*Short exercise*
Copy every line from the data below in which the string "name" can be found.

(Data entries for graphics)
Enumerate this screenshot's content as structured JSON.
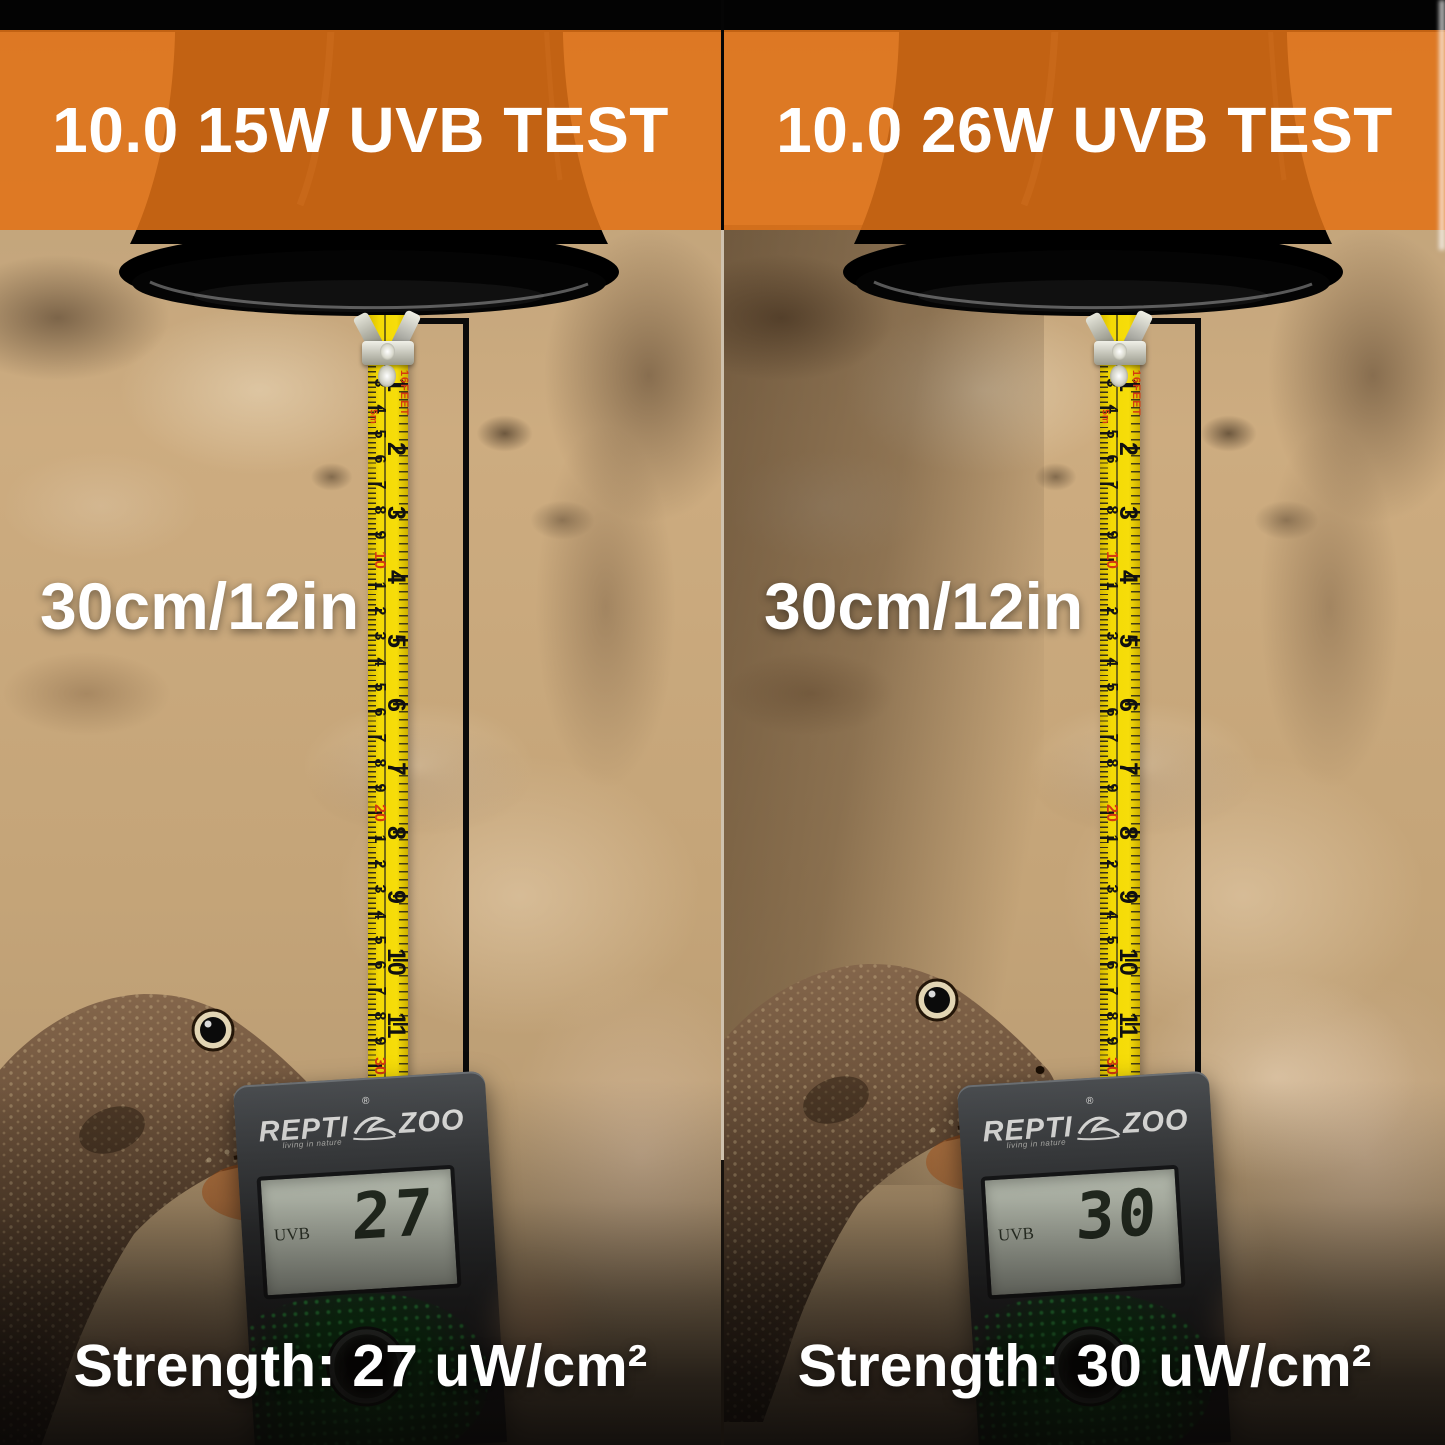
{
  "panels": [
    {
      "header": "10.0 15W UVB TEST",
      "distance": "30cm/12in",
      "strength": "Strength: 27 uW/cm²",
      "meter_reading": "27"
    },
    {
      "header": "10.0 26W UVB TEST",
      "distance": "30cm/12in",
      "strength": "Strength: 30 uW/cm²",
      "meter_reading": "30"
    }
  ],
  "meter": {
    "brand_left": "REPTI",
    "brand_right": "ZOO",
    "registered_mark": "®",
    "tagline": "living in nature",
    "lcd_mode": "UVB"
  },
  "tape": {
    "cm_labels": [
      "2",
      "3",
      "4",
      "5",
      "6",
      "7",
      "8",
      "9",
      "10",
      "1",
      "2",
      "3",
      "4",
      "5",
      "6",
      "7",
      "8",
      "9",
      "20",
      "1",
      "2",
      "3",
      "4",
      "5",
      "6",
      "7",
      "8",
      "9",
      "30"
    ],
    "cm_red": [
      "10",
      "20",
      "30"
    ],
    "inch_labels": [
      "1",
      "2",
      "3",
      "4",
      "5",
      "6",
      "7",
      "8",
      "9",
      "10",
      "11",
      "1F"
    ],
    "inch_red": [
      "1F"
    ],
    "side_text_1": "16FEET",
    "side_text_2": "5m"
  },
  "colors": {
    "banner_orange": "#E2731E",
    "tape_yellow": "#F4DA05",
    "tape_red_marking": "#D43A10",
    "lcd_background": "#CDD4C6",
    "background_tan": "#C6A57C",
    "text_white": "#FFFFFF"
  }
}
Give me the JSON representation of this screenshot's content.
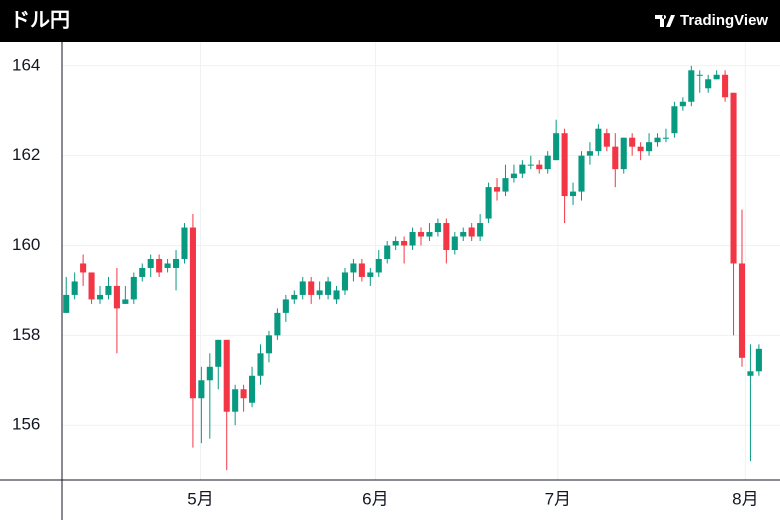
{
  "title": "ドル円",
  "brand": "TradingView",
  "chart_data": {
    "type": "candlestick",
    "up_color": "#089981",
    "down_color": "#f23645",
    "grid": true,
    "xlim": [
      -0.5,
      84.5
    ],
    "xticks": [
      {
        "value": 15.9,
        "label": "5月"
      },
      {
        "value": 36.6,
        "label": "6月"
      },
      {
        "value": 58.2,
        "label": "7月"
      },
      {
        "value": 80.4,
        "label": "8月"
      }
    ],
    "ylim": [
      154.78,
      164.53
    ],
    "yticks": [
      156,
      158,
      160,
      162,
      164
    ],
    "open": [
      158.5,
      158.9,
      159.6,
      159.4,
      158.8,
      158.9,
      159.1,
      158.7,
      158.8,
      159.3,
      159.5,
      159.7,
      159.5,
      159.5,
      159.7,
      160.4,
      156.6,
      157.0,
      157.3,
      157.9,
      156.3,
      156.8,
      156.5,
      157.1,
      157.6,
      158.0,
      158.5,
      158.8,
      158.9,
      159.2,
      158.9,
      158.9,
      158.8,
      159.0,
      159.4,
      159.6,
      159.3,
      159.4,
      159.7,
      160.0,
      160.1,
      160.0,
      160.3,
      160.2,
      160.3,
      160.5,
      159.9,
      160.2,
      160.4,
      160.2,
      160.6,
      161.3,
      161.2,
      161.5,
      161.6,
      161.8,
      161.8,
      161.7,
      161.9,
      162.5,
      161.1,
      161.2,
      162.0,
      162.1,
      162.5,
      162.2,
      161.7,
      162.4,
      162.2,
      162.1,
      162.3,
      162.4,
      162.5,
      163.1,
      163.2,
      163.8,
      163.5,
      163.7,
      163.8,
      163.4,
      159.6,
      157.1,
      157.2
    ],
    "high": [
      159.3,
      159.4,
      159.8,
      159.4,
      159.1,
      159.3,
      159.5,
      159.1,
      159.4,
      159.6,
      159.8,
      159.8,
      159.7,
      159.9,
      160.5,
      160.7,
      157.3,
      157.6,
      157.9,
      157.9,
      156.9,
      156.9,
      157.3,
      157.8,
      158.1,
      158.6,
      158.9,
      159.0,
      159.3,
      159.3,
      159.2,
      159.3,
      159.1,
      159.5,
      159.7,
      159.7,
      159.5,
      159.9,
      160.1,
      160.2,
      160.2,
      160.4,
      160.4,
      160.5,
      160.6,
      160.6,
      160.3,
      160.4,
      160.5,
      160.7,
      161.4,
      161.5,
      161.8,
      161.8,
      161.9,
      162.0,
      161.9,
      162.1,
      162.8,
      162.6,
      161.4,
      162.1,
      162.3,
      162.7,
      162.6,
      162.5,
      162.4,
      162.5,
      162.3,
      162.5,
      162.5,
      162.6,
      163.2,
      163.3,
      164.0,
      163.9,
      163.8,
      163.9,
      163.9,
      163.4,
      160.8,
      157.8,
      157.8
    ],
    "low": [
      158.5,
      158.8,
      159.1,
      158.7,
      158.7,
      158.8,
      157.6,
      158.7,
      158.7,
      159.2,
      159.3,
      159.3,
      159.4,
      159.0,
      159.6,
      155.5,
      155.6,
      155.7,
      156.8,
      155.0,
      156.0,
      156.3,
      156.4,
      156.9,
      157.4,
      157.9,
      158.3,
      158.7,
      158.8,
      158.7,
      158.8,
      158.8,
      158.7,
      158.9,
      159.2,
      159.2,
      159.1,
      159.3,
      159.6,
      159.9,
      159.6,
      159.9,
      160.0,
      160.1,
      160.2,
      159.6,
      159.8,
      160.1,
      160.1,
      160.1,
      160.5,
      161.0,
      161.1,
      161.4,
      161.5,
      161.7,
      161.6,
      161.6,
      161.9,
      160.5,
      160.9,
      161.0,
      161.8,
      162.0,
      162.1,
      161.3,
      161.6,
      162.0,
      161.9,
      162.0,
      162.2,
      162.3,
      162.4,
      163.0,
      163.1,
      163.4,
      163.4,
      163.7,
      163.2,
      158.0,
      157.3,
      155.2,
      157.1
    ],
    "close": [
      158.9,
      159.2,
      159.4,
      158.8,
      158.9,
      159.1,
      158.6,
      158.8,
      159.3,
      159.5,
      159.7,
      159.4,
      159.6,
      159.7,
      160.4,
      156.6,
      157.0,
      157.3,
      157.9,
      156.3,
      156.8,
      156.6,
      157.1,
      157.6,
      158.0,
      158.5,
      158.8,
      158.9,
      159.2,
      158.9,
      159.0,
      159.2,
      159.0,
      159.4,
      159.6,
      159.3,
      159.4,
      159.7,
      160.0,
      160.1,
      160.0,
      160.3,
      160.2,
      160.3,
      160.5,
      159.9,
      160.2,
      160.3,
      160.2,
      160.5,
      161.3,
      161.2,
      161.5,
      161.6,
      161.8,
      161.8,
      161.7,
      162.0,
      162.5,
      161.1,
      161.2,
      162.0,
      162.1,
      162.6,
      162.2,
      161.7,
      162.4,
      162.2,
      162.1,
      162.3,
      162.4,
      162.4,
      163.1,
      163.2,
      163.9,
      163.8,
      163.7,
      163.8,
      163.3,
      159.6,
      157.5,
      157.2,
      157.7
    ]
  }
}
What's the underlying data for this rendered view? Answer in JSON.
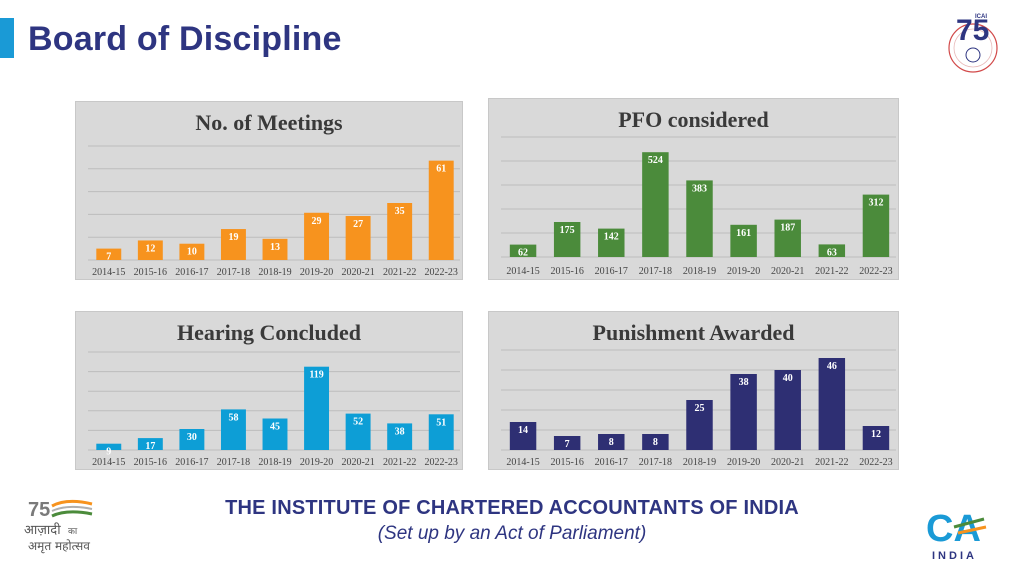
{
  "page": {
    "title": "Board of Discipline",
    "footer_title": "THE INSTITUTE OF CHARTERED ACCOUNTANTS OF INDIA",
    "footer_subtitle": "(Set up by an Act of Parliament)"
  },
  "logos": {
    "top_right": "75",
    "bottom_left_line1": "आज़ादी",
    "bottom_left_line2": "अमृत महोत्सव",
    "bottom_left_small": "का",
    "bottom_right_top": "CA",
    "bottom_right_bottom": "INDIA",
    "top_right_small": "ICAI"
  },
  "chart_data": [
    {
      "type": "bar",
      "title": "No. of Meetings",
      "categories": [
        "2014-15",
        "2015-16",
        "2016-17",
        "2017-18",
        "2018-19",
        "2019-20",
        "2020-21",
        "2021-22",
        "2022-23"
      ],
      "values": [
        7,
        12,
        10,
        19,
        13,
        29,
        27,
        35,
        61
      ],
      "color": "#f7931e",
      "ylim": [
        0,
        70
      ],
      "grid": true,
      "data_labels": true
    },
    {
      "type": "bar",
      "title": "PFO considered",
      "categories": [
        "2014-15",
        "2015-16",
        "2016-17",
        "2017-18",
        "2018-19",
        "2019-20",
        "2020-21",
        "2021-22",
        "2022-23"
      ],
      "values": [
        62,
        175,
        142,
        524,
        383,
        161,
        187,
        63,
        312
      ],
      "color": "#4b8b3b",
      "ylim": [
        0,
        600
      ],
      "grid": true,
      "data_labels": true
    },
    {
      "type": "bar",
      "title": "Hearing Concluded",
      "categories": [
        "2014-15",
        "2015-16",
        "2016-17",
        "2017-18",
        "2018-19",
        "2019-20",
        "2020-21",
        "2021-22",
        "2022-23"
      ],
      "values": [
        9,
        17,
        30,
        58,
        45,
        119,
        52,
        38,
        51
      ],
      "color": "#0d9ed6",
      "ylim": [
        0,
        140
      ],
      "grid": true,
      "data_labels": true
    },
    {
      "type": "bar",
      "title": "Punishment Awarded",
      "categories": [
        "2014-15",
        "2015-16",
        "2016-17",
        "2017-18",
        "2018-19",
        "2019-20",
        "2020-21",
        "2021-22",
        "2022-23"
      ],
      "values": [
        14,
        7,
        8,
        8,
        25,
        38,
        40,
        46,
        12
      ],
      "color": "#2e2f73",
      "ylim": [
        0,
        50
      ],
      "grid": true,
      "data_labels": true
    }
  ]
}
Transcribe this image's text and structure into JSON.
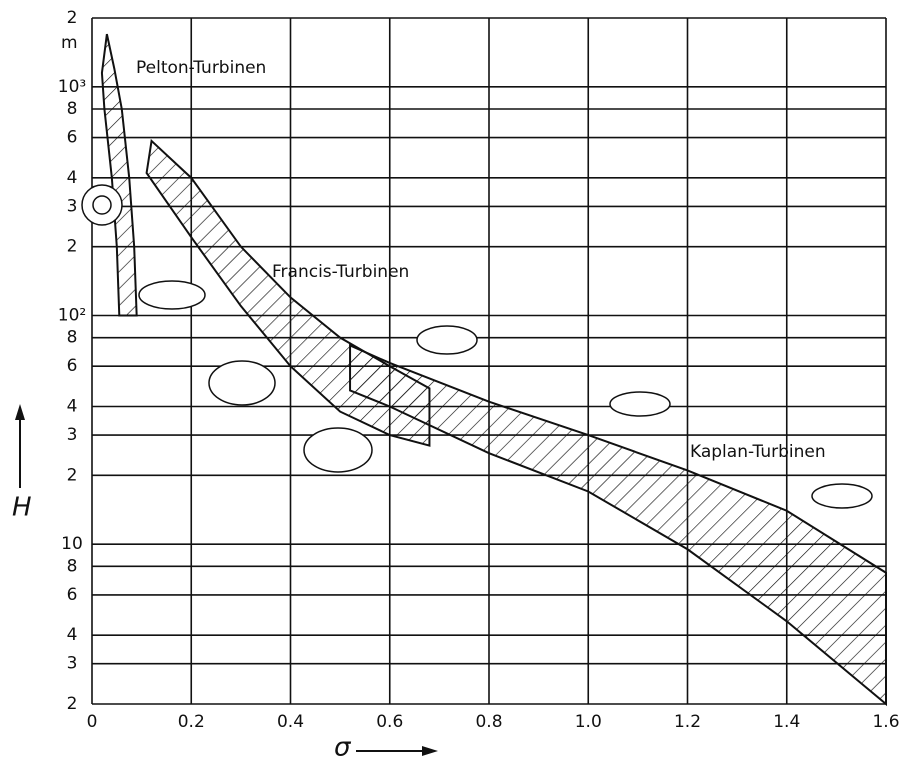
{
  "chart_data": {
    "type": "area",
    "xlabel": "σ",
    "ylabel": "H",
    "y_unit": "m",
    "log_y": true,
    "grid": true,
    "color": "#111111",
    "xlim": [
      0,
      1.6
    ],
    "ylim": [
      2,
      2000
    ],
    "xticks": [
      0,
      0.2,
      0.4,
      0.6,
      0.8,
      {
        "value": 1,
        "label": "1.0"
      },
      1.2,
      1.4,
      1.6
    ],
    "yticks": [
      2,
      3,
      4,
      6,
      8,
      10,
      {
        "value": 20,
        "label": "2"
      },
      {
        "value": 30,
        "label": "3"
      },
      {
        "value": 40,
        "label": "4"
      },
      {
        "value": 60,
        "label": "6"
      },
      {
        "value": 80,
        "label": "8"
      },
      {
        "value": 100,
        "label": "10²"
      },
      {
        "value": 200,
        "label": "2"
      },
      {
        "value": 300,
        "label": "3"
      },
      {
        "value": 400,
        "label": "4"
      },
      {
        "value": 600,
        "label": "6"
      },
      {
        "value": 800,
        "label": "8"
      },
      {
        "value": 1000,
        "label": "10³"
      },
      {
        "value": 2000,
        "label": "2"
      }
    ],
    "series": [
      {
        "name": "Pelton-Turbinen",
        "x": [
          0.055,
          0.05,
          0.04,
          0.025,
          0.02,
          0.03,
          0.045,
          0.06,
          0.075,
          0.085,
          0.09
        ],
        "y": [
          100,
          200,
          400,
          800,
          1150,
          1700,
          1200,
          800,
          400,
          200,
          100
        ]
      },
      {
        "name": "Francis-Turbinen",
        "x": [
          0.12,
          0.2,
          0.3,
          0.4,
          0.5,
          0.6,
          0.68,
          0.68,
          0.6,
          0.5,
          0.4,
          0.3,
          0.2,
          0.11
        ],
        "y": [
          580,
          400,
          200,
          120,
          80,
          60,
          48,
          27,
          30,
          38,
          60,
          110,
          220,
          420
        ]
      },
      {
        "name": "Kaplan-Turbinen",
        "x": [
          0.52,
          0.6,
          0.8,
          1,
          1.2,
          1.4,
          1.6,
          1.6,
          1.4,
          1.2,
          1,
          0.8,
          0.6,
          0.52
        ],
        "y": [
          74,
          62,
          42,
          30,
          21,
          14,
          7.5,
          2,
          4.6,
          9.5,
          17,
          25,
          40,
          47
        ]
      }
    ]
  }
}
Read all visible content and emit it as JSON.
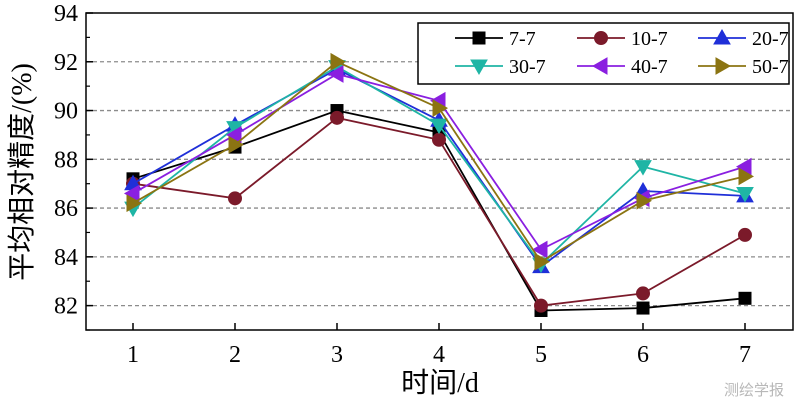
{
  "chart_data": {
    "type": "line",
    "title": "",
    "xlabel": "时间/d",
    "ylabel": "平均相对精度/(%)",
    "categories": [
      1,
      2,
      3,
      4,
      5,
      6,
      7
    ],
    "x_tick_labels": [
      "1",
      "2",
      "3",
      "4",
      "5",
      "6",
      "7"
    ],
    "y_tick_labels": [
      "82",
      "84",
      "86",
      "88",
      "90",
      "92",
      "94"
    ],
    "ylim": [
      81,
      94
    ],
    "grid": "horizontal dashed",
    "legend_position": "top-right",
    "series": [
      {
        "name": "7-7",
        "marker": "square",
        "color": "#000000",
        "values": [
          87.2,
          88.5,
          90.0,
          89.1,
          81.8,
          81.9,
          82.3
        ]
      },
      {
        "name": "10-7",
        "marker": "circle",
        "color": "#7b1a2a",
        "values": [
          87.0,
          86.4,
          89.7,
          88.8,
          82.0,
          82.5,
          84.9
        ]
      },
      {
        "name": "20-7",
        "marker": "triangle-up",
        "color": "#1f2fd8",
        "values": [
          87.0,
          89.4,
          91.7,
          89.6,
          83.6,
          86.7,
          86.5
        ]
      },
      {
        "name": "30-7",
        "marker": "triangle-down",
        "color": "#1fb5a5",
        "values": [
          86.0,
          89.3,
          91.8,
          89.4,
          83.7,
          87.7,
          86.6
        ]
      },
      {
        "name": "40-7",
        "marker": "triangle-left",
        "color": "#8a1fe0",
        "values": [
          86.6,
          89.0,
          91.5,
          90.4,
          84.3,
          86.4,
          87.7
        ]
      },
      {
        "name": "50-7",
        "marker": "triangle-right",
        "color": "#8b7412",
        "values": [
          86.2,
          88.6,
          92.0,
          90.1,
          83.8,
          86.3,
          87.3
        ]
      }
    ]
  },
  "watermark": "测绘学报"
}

*Exercise solution*
        "name": "Pelton-Turbinen",
        "name": "Francis-Turbinen",
        "name": "Kaplan-Turbinen",
        "name": "7-7",
        "name": "10-7",
        "name": "20-7",
        "name": "30-7",
        "name": "40-7",
        "name": "50-7",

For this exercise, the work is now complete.